| What is needed |
Give only the number of lines in the data that include the string "Comfort".

| Stored records |
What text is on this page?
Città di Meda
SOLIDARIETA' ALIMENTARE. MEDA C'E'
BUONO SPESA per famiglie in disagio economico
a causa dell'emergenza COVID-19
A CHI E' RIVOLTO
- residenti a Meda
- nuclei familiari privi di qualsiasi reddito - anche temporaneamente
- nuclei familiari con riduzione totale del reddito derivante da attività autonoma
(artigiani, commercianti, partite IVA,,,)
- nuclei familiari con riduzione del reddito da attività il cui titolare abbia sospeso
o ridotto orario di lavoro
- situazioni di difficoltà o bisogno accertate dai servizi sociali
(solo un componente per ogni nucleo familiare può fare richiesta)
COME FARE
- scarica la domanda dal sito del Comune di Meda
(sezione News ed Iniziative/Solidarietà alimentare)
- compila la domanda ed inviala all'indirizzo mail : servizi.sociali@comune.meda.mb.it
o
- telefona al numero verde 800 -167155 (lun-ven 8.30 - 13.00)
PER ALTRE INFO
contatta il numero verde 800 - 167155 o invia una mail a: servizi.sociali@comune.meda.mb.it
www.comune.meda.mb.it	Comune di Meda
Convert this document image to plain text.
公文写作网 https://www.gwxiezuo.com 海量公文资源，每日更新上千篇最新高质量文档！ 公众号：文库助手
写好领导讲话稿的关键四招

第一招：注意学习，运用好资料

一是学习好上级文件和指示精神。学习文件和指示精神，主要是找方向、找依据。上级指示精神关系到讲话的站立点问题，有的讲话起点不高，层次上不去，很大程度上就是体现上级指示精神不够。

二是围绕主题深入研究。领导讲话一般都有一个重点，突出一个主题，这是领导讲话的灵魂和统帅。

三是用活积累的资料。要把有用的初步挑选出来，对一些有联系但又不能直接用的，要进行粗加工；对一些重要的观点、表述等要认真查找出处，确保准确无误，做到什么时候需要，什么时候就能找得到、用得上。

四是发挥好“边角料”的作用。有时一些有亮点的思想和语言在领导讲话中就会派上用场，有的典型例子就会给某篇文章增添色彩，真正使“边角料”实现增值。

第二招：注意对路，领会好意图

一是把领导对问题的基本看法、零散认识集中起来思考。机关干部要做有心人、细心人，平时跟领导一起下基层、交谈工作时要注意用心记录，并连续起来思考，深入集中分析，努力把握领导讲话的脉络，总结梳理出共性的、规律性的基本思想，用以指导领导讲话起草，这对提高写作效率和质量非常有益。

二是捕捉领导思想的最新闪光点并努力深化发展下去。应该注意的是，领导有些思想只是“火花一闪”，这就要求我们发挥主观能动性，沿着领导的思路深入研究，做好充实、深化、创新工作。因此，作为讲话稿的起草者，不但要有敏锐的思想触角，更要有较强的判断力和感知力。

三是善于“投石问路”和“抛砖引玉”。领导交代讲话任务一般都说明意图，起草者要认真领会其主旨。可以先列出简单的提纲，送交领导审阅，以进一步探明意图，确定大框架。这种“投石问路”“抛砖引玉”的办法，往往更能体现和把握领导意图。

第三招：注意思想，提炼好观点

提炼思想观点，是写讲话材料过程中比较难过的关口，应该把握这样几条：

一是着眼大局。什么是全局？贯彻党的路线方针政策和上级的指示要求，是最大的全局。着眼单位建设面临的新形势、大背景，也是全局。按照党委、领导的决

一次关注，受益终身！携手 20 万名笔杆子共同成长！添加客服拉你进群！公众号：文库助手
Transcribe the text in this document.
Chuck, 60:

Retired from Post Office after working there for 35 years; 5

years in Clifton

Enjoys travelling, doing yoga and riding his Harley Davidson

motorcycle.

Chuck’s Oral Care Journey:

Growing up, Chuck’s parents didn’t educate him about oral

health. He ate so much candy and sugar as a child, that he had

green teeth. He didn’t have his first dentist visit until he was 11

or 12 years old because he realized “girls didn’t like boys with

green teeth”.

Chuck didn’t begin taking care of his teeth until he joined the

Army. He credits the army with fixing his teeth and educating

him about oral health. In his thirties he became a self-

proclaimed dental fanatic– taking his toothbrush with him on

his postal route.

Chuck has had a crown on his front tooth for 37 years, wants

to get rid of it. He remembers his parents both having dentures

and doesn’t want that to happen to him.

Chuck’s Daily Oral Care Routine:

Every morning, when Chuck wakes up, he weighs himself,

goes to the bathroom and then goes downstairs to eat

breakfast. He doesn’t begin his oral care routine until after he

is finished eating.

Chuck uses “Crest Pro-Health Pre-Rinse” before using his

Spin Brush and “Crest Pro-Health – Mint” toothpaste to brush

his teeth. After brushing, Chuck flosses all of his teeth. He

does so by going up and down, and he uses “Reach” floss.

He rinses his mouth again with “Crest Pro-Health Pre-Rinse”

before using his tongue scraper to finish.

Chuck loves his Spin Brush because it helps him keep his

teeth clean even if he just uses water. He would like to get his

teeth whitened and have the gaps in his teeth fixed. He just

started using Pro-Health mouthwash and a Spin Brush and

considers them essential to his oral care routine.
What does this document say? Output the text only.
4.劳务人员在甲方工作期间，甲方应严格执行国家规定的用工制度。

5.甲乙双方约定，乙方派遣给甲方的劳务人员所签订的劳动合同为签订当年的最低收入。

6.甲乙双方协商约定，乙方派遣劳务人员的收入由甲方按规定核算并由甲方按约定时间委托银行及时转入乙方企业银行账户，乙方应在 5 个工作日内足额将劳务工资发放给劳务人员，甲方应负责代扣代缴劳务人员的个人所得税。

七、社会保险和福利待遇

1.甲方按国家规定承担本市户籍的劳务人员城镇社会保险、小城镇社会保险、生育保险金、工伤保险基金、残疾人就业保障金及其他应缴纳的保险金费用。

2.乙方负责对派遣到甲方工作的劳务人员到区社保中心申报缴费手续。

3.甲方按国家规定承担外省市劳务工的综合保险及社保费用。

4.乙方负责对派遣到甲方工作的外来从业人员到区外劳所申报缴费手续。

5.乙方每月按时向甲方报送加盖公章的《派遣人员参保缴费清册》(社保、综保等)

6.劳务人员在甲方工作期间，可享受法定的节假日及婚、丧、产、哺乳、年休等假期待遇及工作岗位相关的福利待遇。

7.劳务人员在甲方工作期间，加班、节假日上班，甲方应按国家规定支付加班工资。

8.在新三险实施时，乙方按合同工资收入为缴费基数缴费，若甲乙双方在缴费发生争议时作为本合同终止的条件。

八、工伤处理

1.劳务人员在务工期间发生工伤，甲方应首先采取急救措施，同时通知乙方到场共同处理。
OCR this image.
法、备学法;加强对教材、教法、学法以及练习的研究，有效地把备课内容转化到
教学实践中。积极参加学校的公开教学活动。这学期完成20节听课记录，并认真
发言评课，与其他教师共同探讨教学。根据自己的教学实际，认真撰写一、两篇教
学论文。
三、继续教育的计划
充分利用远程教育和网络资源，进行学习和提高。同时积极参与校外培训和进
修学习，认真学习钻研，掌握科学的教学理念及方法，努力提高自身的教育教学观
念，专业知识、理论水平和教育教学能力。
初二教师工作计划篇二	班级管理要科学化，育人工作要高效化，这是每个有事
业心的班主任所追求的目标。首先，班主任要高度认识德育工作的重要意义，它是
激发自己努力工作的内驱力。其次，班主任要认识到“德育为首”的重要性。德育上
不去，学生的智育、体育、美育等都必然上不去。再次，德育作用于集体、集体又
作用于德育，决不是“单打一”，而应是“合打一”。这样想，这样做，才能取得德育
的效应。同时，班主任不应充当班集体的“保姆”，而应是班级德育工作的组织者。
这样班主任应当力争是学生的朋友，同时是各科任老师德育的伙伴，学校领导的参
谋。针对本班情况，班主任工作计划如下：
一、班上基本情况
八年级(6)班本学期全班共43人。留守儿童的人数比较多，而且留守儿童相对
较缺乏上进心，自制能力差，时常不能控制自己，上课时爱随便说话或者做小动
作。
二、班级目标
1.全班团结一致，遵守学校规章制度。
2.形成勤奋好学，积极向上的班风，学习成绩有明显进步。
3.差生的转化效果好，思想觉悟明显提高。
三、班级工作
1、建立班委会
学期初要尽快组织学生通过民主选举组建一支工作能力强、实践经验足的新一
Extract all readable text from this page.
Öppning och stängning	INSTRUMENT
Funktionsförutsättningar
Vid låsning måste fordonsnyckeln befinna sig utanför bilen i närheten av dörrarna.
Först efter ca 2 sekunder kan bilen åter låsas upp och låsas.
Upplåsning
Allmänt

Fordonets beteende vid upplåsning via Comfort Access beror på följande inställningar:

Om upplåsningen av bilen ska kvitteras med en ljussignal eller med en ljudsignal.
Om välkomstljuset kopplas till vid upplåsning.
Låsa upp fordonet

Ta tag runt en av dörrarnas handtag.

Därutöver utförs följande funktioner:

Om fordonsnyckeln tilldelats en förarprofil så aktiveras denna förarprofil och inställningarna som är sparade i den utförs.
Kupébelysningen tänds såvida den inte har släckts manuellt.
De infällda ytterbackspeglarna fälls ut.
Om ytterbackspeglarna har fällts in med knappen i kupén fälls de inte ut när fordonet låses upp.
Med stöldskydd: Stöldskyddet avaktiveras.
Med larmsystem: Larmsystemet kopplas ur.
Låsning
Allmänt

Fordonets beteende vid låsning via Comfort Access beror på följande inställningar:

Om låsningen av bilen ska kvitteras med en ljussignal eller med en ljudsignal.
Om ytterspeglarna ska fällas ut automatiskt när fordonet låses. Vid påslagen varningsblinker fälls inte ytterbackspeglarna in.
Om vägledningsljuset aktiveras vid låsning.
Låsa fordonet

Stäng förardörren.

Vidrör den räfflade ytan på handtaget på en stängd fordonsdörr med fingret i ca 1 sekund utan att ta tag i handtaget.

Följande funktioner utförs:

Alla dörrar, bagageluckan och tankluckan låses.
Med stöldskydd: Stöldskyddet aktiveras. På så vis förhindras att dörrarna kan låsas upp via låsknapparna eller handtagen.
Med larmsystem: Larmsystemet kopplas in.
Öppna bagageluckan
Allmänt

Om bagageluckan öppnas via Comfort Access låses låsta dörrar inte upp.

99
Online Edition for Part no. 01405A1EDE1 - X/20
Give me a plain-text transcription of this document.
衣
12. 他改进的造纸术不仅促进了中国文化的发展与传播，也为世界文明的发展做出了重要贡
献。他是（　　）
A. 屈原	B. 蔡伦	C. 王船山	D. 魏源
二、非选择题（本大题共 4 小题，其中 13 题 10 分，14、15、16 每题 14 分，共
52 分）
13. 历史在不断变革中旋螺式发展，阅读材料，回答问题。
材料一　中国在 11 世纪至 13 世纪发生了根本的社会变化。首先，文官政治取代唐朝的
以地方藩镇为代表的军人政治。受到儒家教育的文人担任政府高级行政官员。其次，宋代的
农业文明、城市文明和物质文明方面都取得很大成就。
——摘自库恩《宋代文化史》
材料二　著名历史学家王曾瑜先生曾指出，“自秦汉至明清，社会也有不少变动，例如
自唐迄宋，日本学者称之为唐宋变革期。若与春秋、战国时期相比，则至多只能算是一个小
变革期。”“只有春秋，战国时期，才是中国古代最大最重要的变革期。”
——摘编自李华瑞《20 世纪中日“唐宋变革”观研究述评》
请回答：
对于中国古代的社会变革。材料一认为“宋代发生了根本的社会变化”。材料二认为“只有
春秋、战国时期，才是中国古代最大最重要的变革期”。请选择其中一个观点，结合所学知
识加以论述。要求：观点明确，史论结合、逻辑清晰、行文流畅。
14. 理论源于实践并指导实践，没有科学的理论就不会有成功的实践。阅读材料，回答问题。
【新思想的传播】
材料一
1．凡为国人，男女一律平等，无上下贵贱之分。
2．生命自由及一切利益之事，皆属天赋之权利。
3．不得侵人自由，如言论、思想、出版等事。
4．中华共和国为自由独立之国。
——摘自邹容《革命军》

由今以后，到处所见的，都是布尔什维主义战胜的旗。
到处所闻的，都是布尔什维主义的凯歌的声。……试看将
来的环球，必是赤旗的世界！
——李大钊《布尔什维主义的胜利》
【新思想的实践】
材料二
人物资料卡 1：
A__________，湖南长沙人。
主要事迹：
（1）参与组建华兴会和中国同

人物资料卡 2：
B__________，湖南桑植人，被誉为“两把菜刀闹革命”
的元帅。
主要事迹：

| Task result |
3